| Task statement |
All entries should be output exactly as they stand.

| Supplied entries |
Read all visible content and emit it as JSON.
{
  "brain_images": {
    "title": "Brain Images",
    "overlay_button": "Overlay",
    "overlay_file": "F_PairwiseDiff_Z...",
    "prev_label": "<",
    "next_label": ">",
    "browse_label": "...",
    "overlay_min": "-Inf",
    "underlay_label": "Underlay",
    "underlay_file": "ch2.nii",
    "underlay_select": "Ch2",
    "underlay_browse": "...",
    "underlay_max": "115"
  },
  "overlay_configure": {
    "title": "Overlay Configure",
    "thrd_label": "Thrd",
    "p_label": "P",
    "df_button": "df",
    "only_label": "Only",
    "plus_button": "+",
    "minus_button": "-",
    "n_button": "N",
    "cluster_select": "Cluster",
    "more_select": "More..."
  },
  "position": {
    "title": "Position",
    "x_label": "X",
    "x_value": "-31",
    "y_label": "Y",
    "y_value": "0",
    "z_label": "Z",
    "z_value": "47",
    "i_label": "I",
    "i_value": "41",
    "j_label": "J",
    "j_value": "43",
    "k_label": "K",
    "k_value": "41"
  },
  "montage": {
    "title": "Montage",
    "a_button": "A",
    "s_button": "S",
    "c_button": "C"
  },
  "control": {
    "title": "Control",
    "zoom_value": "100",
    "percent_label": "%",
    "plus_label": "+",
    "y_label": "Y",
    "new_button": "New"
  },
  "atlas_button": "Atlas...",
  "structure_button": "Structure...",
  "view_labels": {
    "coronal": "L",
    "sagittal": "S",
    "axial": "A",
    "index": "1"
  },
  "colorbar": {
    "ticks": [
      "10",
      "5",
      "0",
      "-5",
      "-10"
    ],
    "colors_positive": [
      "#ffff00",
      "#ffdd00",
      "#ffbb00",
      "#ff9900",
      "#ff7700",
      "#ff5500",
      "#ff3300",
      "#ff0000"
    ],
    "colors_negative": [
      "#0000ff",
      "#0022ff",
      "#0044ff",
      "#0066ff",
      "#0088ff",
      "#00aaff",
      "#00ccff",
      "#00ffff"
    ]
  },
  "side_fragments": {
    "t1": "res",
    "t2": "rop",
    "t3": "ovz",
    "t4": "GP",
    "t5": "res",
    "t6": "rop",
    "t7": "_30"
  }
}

| Written reply |
Read all visible content and emit it as JSON.
{
  "brain_images": {
    "title": "Brain Images",
    "overlay_button": "Overlay",
    "overlay_file": "F_PairwiseDiff_Z...",
    "prev_label": "<",
    "next_label": ">",
    "browse_label": "...",
    "overlay_min": "-Inf",
    "underlay_label": "Underlay",
    "underlay_file": "ch2.nii",
    "underlay_select": "Ch2",
    "underlay_browse": "...",
    "underlay_max": "115"
  },
  "overlay_configure": {
    "title": "Overlay Configure",
    "thrd_label": "Thrd",
    "p_label": "P",
    "df_button": "df",
    "only_label": "Only",
    "plus_button": "+",
    "minus_button": "-",
    "n_button": "N",
    "cluster_select": "Cluster",
    "more_select": "More..."
  },
  "position": {
    "title": "Position",
    "x_label": "X",
    "x_value": "-31",
    "y_label": "Y",
    "y_value": "0",
    "z_label": "Z",
    "z_value": "47",
    "i_label": "I",
    "i_value": "41",
    "j_label": "J",
    "j_value": "43",
    "k_label": "K",
    "k_value": "41"
  },
  "montage": {
    "title": "Montage",
    "a_button": "A",
    "s_button": "S",
    "c_button": "C"
  },
  "control": {
    "title": "Control",
    "zoom_value": "100",
    "percent_label": "%",
    "plus_label": "+",
    "y_label": "Y",
    "new_button": "New"
  },
  "atlas_button": "Atlas...",
  "structure_button": "Structure...",
  "view_labels": {
    "coronal": "L",
    "sagittal": "S",
    "axial": "A",
    "index": "1"
  },
  "colorbar": {
    "ticks": [
      "10",
      "5",
      "0",
      "-5",
      "-10"
    ],
    "colors_positive": [
      "#ffff00",
      "#ffdd00",
      "#ffbb00",
      "#ff9900",
      "#ff7700",
      "#ff5500",
      "#ff3300",
      "#ff0000"
    ],
    "colors_negative": [
      "#0000ff",
      "#0022ff",
      "#0044ff",
      "#0066ff",
      "#0088ff",
      "#00aaff",
      "#00ccff",
      "#00ffff"
    ]
  },
  "side_fragments": {
    "t1": "res",
    "t2": "rop",
    "t3": "ovz",
    "t4": "GP",
    "t5": "res",
    "t6": "rop",
    "t7": "_30"
  }
}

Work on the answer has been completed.